LESETEXT:
• • • • • • •
Murray geht am Montag in seine erste Woche an der Spitze. "Das ist etwas, wovon ich seit meiner Kindheit geträumt habe, und ich hätte nie gedacht, dass ich es wirklich einmal schaffen könnte", sagte der 29-Jährige, der 76 Wochen, so lange wie keiner vor ihm, die Nummer zwei gewesen war. Nur der Australier John Newcombe war bei seiner Thronbesteigung 1974 mit 30 Jahren älter.

Allerdings muss Murray schon beim ATP-Finale ab 13. November darum kämpfen, seine Position nicht wieder an den Serben Novak Djokovic zu verlieren, der 122 Wochen lang die Nummer eins gewesen war. Beim Königsdrama in London dabei ist Dominic Thiem, der als zweiter Österreicher nach Thomas Muster (1990, 1995 bis 1997) das Finale erreicht hat. Am Montag wird der mit 7,5 Millionen Dollar dotierte Event in der O2-Arena ausgelost.
• • • • • • •
ZIEL:
Den Lesetext über Murray an der Spitze der Weltrangliste vollständig und wortgetreu zitieren.

(Datenzeilen)
• • • • • • •
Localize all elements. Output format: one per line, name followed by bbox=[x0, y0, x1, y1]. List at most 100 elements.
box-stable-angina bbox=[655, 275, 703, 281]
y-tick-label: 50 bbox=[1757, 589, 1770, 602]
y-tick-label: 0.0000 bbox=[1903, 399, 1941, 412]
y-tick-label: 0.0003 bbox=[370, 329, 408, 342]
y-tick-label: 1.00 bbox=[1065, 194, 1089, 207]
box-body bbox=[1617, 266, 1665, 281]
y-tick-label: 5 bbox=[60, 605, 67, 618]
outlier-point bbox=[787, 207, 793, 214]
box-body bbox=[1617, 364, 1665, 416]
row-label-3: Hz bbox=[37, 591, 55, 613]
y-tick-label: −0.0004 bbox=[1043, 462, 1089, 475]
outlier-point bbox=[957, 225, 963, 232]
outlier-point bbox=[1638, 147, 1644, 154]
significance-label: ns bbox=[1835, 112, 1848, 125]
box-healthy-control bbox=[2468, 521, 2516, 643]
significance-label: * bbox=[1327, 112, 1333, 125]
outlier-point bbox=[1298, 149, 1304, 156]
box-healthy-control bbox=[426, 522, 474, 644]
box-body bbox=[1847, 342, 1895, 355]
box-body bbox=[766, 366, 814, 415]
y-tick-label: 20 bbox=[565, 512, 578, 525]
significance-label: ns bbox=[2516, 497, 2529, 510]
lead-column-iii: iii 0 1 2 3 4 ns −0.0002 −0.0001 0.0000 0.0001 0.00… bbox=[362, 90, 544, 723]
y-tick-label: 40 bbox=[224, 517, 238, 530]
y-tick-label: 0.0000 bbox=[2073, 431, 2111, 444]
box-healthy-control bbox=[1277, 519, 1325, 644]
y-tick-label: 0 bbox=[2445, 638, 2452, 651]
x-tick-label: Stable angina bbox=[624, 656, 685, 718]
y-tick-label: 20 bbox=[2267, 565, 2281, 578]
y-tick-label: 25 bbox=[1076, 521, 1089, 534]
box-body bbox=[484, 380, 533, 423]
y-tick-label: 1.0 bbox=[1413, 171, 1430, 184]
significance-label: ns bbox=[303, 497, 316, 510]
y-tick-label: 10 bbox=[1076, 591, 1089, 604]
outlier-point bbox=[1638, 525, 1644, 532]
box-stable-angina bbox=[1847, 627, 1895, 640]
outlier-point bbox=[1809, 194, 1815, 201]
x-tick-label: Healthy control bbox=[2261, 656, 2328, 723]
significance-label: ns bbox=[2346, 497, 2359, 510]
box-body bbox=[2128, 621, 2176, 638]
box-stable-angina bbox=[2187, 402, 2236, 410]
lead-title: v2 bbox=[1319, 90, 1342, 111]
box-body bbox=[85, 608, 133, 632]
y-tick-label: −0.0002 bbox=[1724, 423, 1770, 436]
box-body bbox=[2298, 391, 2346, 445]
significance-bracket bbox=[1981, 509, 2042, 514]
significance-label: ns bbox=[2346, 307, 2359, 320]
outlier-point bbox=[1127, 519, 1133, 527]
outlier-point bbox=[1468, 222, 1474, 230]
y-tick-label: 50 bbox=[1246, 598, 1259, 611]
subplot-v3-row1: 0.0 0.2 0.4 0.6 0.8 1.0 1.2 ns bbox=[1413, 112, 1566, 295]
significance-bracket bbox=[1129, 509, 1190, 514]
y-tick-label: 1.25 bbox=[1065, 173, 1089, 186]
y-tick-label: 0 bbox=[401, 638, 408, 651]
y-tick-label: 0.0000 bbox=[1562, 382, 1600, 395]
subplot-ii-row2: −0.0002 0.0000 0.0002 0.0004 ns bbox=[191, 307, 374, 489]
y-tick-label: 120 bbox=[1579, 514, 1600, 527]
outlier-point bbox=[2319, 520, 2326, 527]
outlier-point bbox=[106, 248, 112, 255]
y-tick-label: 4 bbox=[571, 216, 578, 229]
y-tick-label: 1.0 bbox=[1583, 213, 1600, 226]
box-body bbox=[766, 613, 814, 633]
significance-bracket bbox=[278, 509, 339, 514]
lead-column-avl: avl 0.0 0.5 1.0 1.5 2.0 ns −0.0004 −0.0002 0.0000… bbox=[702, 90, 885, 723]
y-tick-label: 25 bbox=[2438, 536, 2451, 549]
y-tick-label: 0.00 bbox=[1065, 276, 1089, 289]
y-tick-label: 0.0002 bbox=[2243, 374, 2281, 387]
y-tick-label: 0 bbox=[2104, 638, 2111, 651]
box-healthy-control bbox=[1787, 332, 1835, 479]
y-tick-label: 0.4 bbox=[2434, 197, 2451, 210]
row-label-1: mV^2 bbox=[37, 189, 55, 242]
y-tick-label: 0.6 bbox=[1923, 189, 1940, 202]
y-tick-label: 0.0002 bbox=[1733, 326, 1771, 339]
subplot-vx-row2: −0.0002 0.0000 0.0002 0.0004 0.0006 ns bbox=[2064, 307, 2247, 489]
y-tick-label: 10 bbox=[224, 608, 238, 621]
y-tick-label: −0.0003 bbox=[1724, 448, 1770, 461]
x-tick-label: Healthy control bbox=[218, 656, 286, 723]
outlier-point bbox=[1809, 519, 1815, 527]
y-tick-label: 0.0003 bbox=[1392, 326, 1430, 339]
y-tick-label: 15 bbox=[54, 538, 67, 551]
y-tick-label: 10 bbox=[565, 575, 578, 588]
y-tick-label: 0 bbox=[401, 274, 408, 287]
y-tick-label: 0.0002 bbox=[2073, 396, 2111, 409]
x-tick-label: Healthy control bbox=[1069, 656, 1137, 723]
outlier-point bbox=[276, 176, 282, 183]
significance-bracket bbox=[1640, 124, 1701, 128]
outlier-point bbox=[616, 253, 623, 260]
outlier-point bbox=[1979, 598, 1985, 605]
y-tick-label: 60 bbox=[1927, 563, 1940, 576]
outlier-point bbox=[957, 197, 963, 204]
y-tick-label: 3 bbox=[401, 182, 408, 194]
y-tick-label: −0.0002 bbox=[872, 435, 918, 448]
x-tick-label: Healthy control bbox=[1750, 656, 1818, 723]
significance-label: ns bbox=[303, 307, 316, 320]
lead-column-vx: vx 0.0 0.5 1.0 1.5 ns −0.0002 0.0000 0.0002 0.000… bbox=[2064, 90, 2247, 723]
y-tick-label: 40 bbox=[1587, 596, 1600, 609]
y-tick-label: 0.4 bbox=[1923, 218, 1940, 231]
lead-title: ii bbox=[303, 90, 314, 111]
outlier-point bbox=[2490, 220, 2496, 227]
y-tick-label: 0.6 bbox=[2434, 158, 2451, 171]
• • • • • • •
ERGEBNIS:
Murray geht am Montag in seine erste Woche an der Spitze. "Das ist etwas, wovon ich seit meiner Kindheit geträumt habe, und ich hätte nie gedacht, dass ich es wirklich einmal schaffen könnte", sagte der 29-Jährige, der 76 Wochen, so lange wie keiner vor ihm, die Nummer zwei gewesen war. Nur der Australier John Newcombe war bei seiner Thronbesteigung 1974 mit 30 Jahren älter.

Allerdings muss Murray schon beim ATP-Finale ab 13. November darum kämpfen, seine Position nicht wieder an den Serben Novak Djokovic zu verlieren, der 122 Wochen lang die Nummer eins gewesen war. Beim Königsdrama in London dabei ist Dominic Thiem, der als zweiter Österreicher nach Thomas Muster (1990, 1995 bis 1997) das Finale erreicht hat. Am Montag wird der mit 7,5 Millionen Dollar dotierte Event in der O2-Arena ausgelost.